**Aim of the task:**
Write out the listing beneath this instruction in its entirety, exactly as it reads.

**Supplied data:**
▶

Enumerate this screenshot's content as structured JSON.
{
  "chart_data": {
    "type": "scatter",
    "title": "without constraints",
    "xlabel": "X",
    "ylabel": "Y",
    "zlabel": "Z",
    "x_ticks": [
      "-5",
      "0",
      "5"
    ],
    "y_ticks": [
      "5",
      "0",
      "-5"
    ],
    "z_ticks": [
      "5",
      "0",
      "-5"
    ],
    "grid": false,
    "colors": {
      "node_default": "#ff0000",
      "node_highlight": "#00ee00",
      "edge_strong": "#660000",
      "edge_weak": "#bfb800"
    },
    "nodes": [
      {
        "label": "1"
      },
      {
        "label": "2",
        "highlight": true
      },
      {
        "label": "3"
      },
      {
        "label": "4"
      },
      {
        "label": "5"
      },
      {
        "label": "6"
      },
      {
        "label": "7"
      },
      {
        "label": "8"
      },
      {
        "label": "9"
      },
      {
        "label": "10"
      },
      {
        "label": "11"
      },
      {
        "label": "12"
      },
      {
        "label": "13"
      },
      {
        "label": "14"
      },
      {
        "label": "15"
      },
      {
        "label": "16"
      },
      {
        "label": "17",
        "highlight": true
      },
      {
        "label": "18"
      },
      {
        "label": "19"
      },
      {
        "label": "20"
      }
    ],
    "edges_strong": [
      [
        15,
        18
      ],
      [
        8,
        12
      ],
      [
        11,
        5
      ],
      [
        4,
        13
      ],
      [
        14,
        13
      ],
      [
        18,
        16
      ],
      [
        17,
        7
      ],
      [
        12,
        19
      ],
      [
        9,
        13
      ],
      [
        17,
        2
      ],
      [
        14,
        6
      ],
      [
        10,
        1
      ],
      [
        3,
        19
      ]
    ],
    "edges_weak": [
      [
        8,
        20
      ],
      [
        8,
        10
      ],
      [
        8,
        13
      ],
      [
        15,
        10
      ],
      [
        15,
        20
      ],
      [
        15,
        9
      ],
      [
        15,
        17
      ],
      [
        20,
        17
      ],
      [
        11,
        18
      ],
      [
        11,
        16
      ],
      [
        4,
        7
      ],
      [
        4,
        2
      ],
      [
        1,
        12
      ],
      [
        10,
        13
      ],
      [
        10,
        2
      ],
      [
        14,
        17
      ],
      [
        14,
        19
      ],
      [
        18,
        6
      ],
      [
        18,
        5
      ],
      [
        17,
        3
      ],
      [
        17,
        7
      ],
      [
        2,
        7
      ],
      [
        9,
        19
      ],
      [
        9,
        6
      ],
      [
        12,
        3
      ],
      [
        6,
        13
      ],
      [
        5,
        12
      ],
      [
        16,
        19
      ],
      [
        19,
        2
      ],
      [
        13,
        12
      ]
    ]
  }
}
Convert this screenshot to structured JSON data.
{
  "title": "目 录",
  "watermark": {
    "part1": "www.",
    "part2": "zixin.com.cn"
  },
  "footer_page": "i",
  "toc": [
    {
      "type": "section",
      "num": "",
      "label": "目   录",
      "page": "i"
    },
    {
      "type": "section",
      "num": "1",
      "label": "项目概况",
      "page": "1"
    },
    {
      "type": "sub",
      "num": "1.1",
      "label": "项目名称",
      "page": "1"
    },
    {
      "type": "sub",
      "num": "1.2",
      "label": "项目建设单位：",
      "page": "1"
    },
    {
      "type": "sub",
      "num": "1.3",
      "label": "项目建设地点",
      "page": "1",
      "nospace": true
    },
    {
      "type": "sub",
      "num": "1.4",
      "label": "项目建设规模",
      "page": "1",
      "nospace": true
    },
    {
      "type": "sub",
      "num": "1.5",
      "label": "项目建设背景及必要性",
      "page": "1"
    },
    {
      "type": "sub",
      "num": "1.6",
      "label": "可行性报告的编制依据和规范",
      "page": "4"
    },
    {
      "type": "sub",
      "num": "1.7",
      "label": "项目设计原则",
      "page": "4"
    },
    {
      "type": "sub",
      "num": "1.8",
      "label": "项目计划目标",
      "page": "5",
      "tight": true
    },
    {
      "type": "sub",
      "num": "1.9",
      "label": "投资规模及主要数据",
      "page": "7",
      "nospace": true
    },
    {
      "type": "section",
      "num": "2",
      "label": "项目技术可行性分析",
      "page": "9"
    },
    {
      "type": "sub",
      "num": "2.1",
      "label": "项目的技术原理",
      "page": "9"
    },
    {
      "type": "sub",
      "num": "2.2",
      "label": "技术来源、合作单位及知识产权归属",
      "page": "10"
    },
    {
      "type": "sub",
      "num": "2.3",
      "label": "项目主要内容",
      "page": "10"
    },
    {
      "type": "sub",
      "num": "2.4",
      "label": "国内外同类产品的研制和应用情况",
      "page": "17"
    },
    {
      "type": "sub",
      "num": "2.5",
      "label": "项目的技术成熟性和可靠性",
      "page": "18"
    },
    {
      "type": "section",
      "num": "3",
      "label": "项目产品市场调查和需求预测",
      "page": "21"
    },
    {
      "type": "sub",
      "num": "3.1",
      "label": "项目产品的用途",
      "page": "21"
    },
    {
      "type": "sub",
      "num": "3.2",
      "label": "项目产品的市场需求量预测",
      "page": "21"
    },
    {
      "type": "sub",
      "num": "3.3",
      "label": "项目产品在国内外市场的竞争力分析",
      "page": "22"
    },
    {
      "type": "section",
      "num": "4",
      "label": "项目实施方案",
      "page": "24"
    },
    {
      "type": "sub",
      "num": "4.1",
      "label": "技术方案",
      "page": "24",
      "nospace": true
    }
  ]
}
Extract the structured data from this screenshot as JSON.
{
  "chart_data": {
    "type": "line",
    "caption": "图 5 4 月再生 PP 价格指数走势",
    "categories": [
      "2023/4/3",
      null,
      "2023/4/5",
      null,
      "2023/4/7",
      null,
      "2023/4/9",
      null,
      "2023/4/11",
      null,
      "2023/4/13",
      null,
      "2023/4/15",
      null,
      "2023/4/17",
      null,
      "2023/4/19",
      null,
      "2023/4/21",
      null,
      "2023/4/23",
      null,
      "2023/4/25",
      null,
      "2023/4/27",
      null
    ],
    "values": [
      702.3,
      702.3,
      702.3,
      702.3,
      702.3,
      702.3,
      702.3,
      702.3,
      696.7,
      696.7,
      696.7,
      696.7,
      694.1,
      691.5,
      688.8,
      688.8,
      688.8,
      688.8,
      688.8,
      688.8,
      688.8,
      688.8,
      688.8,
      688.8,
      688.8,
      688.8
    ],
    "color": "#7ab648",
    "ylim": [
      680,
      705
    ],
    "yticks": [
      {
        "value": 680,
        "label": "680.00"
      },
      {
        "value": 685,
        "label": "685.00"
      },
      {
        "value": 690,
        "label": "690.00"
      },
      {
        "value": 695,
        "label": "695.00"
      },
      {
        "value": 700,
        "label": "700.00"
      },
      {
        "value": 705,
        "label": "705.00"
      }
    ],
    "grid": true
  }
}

◀

**Exercise response:**
Enumerate this screenshot's content as structured JSON.
{
  "chart_data": {
    "type": "scatter",
    "title": "without constraints",
    "xlabel": "X",
    "ylabel": "Y",
    "zlabel": "Z",
    "x_ticks": [
      "-5",
      "0",
      "5"
    ],
    "y_ticks": [
      "5",
      "0",
      "-5"
    ],
    "z_ticks": [
      "5",
      "0",
      "-5"
    ],
    "grid": false,
    "colors": {
      "node_default": "#ff0000",
      "node_highlight": "#00ee00",
      "edge_strong": "#660000",
      "edge_weak": "#bfb800"
    },
    "nodes": [
      {
        "label": "1"
      },
      {
        "label": "2",
        "highlight": true
      },
      {
        "label": "3"
      },
      {
        "label": "4"
      },
      {
        "label": "5"
      },
      {
        "label": "6"
      },
      {
        "label": "7"
      },
      {
        "label": "8"
      },
      {
        "label": "9"
      },
      {
        "label": "10"
      },
      {
        "label": "11"
      },
      {
        "label": "12"
      },
      {
        "label": "13"
      },
      {
        "label": "14"
      },
      {
        "label": "15"
      },
      {
        "label": "16"
      },
      {
        "label": "17",
        "highlight": true
      },
      {
        "label": "18"
      },
      {
        "label": "19"
      },
      {
        "label": "20"
      }
    ],
    "edges_strong": [
      [
        15,
        18
      ],
      [
        8,
        12
      ],
      [
        11,
        5
      ],
      [
        4,
        13
      ],
      [
        14,
        13
      ],
      [
        18,
        16
      ],
      [
        17,
        7
      ],
      [
        12,
        19
      ],
      [
        9,
        13
      ],
      [
        17,
        2
      ],
      [
        14,
        6
      ],
      [
        10,
        1
      ],
      [
        3,
        19
      ]
    ],
    "edges_weak": [
      [
        8,
        20
      ],
      [
        8,
        10
      ],
      [
        8,
        13
      ],
      [
        15,
        10
      ],
      [
        15,
        20
      ],
      [
        15,
        9
      ],
      [
        15,
        17
      ],
      [
        20,
        17
      ],
      [
        11,
        18
      ],
      [
        11,
        16
      ],
      [
        4,
        7
      ],
      [
        4,
        2
      ],
      [
        1,
        12
      ],
      [
        10,
        13
      ],
      [
        10,
        2
      ],
      [
        14,
        17
      ],
      [
        14,
        19
      ],
      [
        18,
        6
      ],
      [
        18,
        5
      ],
      [
        17,
        3
      ],
      [
        17,
        7
      ],
      [
        2,
        7
      ],
      [
        9,
        19
      ],
      [
        9,
        6
      ],
      [
        12,
        3
      ],
      [
        6,
        13
      ],
      [
        5,
        12
      ],
      [
        16,
        19
      ],
      [
        19,
        2
      ],
      [
        13,
        12
      ]
    ]
  }
}
Convert this screenshot to structured JSON data.
{
  "title": "目 录",
  "watermark": {
    "part1": "www.",
    "part2": "zixin.com.cn"
  },
  "footer_page": "i",
  "toc": [
    {
      "type": "section",
      "num": "",
      "label": "目   录",
      "page": "i"
    },
    {
      "type": "section",
      "num": "1",
      "label": "项目概况",
      "page": "1"
    },
    {
      "type": "sub",
      "num": "1.1",
      "label": "项目名称",
      "page": "1"
    },
    {
      "type": "sub",
      "num": "1.2",
      "label": "项目建设单位：",
      "page": "1"
    },
    {
      "type": "sub",
      "num": "1.3",
      "label": "项目建设地点",
      "page": "1",
      "nospace": true
    },
    {
      "type": "sub",
      "num": "1.4",
      "label": "项目建设规模",
      "page": "1",
      "nospace": true
    },
    {
      "type": "sub",
      "num": "1.5",
      "label": "项目建设背景及必要性",
      "page": "1"
    },
    {
      "type": "sub",
      "num": "1.6",
      "label": "可行性报告的编制依据和规范",
      "page": "4"
    },
    {
      "type": "sub",
      "num": "1.7",
      "label": "项目设计原则",
      "page": "4"
    },
    {
      "type": "sub",
      "num": "1.8",
      "label": "项目计划目标",
      "page": "5",
      "tight": true
    },
    {
      "type": "sub",
      "num": "1.9",
      "label": "投资规模及主要数据",
      "page": "7",
      "nospace": true
    },
    {
      "type": "section",
      "num": "2",
      "label": "项目技术可行性分析",
      "page": "9"
    },
    {
      "type": "sub",
      "num": "2.1",
      "label": "项目的技术原理",
      "page": "9"
    },
    {
      "type": "sub",
      "num": "2.2",
      "label": "技术来源、合作单位及知识产权归属",
      "page": "10"
    },
    {
      "type": "sub",
      "num": "2.3",
      "label": "项目主要内容",
      "page": "10"
    },
    {
      "type": "sub",
      "num": "2.4",
      "label": "国内外同类产品的研制和应用情况",
      "page": "17"
    },
    {
      "type": "sub",
      "num": "2.5",
      "label": "项目的技术成熟性和可靠性",
      "page": "18"
    },
    {
      "type": "section",
      "num": "3",
      "label": "项目产品市场调查和需求预测",
      "page": "21"
    },
    {
      "type": "sub",
      "num": "3.1",
      "label": "项目产品的用途",
      "page": "21"
    },
    {
      "type": "sub",
      "num": "3.2",
      "label": "项目产品的市场需求量预测",
      "page": "21"
    },
    {
      "type": "sub",
      "num": "3.3",
      "label": "项目产品在国内外市场的竞争力分析",
      "page": "22"
    },
    {
      "type": "section",
      "num": "4",
      "label": "项目实施方案",
      "page": "24"
    },
    {
      "type": "sub",
      "num": "4.1",
      "label": "技术方案",
      "page": "24",
      "nospace": true
    }
  ]
}
Extract the structured data from this screenshot as JSON.
{
  "chart_data": {
    "type": "line",
    "caption": "图 5 4 月再生 PP 价格指数走势",
    "categories": [
      "2023/4/3",
      null,
      "2023/4/5",
      null,
      "2023/4/7",
      null,
      "2023/4/9",
      null,
      "2023/4/11",
      null,
      "2023/4/13",
      null,
      "2023/4/15",
      null,
      "2023/4/17",
      null,
      "2023/4/19",
      null,
      "2023/4/21",
      null,
      "2023/4/23",
      null,
      "2023/4/25",
      null,
      "2023/4/27",
      null
    ],
    "values": [
      702.3,
      702.3,
      702.3,
      702.3,
      702.3,
      702.3,
      702.3,
      702.3,
      696.7,
      696.7,
      696.7,
      696.7,
      694.1,
      691.5,
      688.8,
      688.8,
      688.8,
      688.8,
      688.8,
      688.8,
      688.8,
      688.8,
      688.8,
      688.8,
      688.8,
      688.8
    ],
    "color": "#7ab648",
    "ylim": [
      680,
      705
    ],
    "yticks": [
      {
        "value": 680,
        "label": "680.00"
      },
      {
        "value": 685,
        "label": "685.00"
      },
      {
        "value": 690,
        "label": "690.00"
      },
      {
        "value": 695,
        "label": "695.00"
      },
      {
        "value": 700,
        "label": "700.00"
      },
      {
        "value": 705,
        "label": "705.00"
      }
    ],
    "grid": true
  }
}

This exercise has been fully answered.